Extract every line that contains the string "west".

Dataset entries>
------------------------------------
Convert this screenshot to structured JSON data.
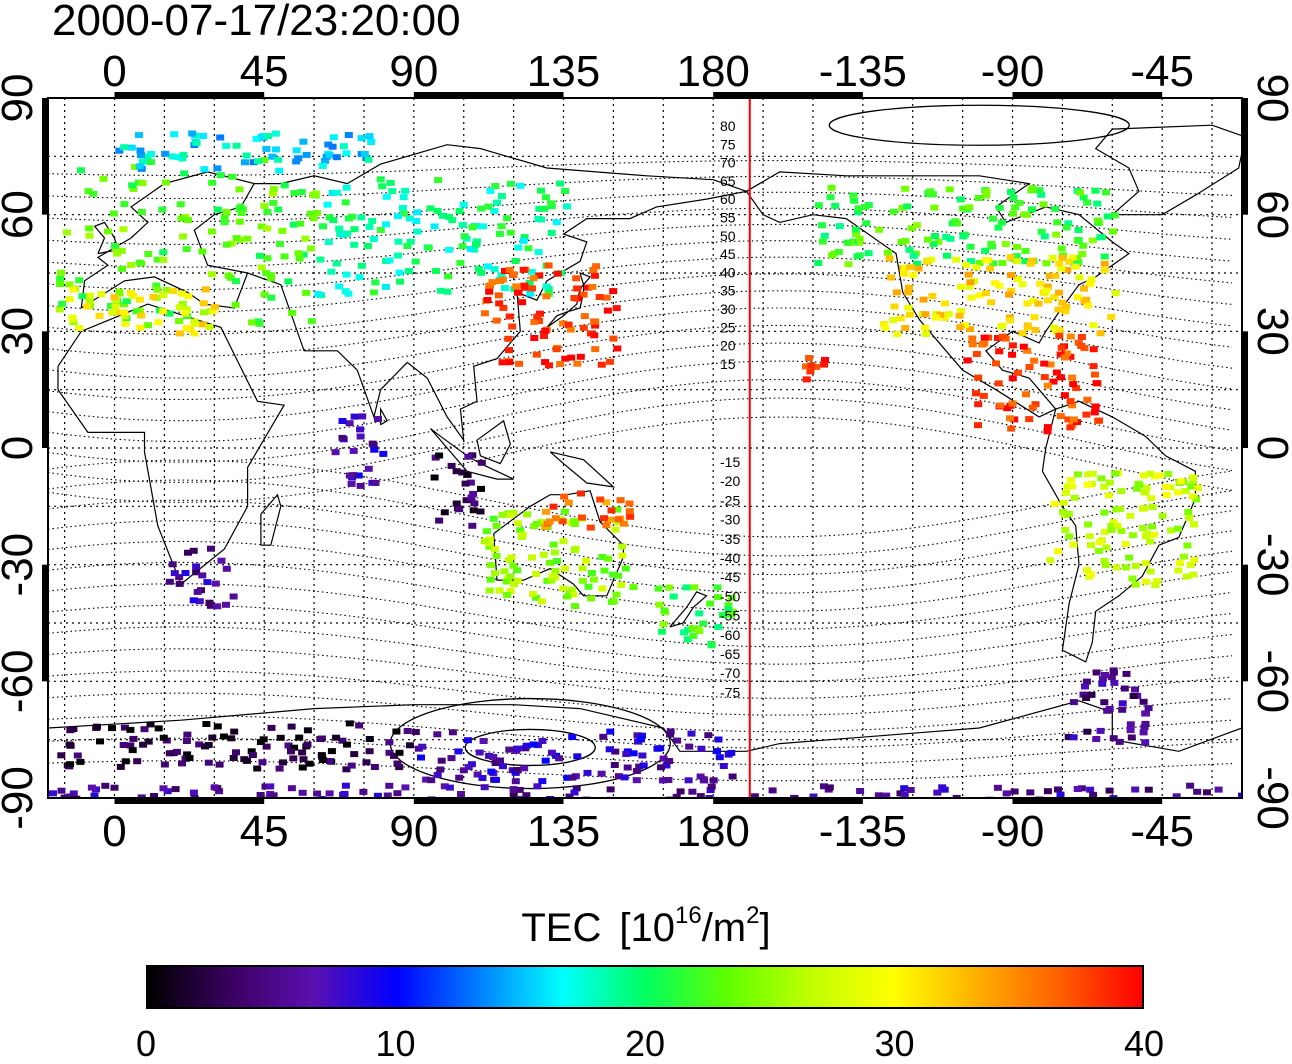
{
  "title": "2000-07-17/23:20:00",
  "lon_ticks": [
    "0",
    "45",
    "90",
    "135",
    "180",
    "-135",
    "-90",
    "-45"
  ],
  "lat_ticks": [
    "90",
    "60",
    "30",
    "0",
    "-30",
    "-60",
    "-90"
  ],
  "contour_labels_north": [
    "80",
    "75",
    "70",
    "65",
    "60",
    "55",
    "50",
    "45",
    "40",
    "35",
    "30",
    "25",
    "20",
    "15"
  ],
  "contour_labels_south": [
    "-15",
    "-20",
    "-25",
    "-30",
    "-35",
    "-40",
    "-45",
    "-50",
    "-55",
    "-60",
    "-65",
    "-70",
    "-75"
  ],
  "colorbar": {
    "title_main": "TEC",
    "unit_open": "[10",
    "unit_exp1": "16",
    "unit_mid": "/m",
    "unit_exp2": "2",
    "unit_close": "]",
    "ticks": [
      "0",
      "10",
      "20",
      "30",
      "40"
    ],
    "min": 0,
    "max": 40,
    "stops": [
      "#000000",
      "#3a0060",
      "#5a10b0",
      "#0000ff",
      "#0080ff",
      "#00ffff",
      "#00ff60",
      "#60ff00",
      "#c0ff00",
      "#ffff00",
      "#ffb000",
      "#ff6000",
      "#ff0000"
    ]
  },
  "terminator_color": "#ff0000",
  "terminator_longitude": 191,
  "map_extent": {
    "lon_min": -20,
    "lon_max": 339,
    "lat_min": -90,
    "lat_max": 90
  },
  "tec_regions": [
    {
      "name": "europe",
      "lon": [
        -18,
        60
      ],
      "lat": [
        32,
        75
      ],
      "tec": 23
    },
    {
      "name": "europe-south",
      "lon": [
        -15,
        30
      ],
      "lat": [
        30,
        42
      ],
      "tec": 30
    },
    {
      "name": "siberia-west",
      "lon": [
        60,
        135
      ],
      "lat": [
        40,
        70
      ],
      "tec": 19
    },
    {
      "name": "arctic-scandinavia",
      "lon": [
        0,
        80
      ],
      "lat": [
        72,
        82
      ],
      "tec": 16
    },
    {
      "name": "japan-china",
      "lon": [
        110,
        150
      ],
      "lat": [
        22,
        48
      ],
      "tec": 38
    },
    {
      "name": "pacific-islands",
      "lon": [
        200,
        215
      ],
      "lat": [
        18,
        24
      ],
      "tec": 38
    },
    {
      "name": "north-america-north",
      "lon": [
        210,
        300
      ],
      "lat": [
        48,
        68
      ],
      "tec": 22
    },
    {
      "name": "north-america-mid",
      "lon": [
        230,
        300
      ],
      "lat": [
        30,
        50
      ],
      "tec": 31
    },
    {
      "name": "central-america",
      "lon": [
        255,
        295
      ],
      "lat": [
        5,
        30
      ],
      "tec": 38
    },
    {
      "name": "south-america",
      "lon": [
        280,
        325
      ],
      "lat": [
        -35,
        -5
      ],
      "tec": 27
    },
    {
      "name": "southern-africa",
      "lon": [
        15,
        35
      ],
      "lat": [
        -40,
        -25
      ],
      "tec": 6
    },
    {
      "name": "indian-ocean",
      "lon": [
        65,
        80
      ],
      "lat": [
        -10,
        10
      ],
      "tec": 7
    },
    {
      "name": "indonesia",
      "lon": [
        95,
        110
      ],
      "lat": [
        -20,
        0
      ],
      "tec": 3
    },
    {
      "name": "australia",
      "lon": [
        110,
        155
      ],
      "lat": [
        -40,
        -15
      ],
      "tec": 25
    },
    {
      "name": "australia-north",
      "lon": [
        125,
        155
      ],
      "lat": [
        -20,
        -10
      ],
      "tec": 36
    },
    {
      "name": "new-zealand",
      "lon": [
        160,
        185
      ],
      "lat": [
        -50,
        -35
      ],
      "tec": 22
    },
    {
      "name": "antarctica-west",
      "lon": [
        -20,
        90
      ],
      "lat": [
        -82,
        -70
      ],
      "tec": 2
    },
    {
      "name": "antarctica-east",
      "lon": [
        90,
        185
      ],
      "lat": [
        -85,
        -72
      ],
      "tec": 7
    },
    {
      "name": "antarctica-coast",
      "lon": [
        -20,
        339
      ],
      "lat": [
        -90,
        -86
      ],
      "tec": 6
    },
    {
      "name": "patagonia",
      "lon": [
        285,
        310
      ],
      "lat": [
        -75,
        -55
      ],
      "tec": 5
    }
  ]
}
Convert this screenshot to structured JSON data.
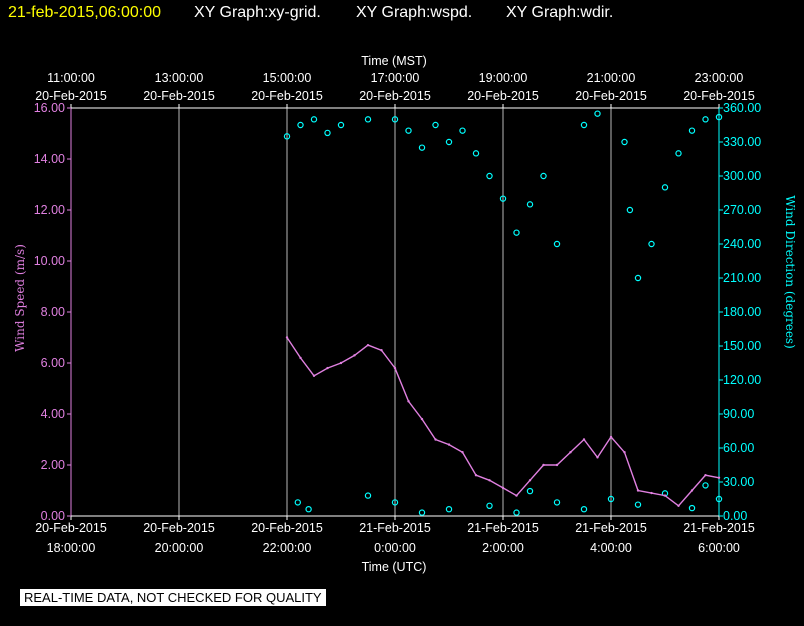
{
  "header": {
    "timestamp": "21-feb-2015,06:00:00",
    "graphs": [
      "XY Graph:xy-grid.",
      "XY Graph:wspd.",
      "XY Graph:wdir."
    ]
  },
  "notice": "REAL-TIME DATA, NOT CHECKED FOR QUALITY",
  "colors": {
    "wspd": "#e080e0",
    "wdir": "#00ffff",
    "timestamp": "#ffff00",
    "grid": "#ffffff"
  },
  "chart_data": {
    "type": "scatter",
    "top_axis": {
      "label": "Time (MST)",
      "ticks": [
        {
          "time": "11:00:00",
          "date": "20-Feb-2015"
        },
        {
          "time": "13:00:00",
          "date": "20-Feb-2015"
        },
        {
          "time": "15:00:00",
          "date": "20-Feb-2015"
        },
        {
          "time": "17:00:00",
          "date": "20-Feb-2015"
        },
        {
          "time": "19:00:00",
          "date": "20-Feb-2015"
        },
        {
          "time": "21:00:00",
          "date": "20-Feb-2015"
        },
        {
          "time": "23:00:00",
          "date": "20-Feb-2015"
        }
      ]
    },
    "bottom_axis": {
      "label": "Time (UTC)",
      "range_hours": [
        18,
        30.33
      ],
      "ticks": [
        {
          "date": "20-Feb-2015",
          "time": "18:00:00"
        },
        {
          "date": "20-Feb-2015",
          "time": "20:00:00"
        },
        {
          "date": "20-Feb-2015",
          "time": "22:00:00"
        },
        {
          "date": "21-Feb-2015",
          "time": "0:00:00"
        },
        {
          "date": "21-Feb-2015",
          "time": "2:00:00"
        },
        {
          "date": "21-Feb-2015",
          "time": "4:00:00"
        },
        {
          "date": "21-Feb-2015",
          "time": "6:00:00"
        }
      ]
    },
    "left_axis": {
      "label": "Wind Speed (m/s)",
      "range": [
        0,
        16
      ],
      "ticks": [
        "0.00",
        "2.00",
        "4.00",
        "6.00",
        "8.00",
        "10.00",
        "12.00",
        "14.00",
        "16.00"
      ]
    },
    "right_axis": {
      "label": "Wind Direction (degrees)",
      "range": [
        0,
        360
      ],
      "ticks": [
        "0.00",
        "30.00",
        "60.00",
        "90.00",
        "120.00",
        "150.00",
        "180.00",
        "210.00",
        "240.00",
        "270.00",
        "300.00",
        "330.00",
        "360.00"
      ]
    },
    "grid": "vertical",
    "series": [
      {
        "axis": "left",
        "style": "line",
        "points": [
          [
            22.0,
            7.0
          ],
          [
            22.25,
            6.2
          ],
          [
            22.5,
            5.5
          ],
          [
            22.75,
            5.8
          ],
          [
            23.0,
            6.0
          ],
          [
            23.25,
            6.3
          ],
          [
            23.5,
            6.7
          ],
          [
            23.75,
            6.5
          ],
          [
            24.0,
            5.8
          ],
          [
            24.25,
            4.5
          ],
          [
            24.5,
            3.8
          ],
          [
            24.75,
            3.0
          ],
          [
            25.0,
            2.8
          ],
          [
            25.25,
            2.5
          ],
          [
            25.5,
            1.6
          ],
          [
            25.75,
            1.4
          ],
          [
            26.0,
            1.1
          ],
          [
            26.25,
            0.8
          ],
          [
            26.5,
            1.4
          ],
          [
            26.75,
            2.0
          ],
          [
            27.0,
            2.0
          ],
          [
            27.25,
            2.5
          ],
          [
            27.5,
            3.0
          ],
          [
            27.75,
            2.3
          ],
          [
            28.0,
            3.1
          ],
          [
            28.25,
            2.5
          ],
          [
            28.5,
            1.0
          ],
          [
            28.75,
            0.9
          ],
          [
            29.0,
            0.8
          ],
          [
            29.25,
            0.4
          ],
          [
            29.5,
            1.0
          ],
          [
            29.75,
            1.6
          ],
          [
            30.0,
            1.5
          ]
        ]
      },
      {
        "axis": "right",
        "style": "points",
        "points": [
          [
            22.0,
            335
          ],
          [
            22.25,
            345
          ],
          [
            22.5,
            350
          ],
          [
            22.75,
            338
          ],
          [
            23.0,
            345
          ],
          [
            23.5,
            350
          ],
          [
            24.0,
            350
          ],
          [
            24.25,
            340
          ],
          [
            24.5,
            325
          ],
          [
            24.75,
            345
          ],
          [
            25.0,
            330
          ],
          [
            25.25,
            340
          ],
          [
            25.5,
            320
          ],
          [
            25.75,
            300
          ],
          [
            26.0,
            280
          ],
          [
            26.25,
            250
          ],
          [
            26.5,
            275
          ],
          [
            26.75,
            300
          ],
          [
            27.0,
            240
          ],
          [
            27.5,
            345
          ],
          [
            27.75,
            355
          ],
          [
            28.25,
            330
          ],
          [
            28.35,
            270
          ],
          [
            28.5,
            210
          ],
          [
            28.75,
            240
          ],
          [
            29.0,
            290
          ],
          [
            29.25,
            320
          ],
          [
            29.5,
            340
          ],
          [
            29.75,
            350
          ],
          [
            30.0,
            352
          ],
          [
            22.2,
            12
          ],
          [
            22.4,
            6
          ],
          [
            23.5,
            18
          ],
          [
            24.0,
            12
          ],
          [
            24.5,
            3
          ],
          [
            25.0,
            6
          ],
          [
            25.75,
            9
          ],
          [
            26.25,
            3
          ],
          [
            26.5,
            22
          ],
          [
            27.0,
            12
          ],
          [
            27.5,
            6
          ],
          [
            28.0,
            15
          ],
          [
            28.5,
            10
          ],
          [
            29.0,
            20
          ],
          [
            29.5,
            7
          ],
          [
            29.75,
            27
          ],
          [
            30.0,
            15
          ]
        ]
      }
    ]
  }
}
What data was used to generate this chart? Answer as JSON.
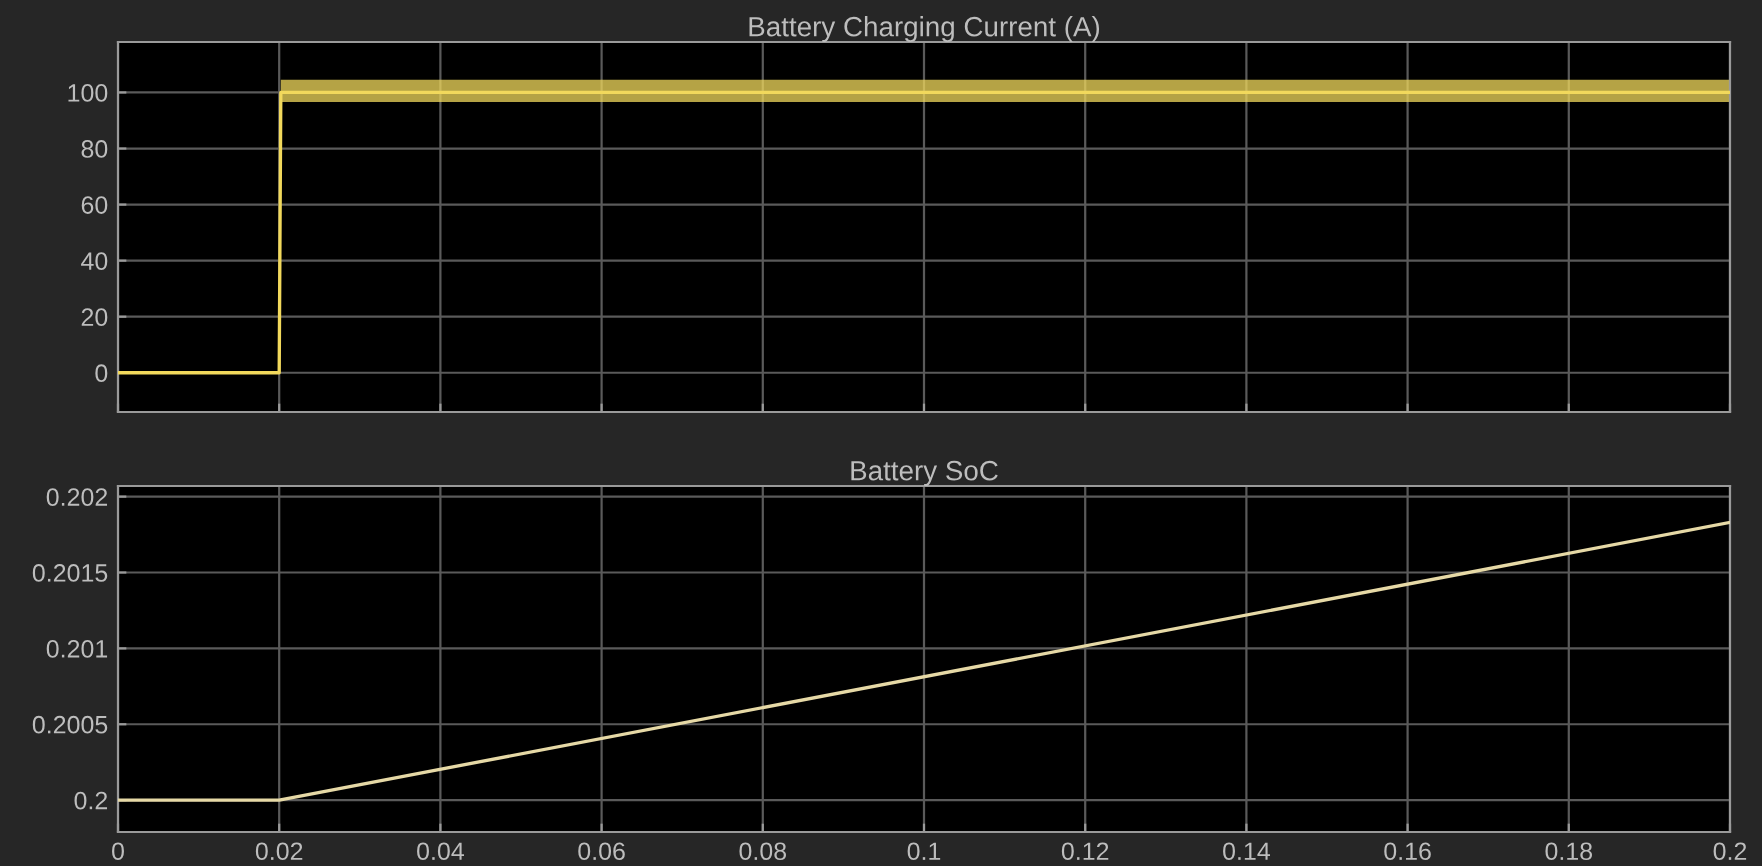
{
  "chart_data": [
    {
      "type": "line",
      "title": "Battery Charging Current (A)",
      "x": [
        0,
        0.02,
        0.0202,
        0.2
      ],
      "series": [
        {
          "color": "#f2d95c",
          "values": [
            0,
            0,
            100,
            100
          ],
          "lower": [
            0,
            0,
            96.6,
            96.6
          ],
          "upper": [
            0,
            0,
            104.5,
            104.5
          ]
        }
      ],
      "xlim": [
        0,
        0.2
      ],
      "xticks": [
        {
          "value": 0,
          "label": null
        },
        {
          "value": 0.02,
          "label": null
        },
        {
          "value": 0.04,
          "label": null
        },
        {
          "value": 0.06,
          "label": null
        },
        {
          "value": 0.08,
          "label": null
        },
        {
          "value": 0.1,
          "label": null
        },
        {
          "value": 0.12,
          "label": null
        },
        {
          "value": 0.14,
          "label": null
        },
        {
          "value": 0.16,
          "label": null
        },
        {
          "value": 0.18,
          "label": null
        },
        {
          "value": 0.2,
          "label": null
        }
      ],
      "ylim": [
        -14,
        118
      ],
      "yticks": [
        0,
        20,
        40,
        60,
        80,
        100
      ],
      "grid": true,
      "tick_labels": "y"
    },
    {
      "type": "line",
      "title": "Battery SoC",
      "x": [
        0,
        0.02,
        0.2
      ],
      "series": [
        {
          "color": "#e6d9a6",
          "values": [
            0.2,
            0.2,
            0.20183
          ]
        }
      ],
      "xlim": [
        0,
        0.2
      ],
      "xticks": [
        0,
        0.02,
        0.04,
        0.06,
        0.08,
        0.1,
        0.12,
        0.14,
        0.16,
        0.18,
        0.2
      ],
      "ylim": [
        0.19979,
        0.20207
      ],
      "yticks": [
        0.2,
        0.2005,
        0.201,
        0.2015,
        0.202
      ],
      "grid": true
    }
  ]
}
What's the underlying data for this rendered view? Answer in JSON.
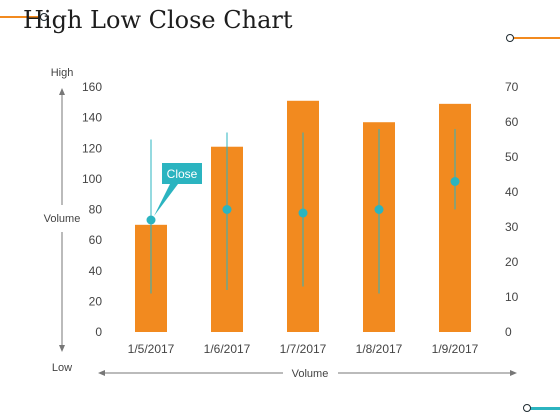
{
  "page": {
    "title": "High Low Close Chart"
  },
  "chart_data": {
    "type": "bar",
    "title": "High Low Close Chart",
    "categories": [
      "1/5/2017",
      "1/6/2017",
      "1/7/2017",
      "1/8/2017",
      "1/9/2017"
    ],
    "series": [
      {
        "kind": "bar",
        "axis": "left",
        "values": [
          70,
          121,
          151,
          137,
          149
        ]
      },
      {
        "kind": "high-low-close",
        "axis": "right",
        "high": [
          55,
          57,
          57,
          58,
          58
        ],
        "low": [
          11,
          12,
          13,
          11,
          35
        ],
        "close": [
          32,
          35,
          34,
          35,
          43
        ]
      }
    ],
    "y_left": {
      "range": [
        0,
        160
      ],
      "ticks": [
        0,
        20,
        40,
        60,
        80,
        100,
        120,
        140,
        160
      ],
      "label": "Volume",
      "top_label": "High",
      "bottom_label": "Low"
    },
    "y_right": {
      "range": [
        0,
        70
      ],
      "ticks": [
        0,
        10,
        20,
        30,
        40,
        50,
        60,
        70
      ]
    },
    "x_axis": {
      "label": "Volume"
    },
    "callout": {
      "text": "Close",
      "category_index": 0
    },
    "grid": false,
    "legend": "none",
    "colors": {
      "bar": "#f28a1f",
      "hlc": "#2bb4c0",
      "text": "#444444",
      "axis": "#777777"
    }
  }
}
------------------------------------
Answer in full>
      "name": "siberia-west",
      "name": "antarctica-west",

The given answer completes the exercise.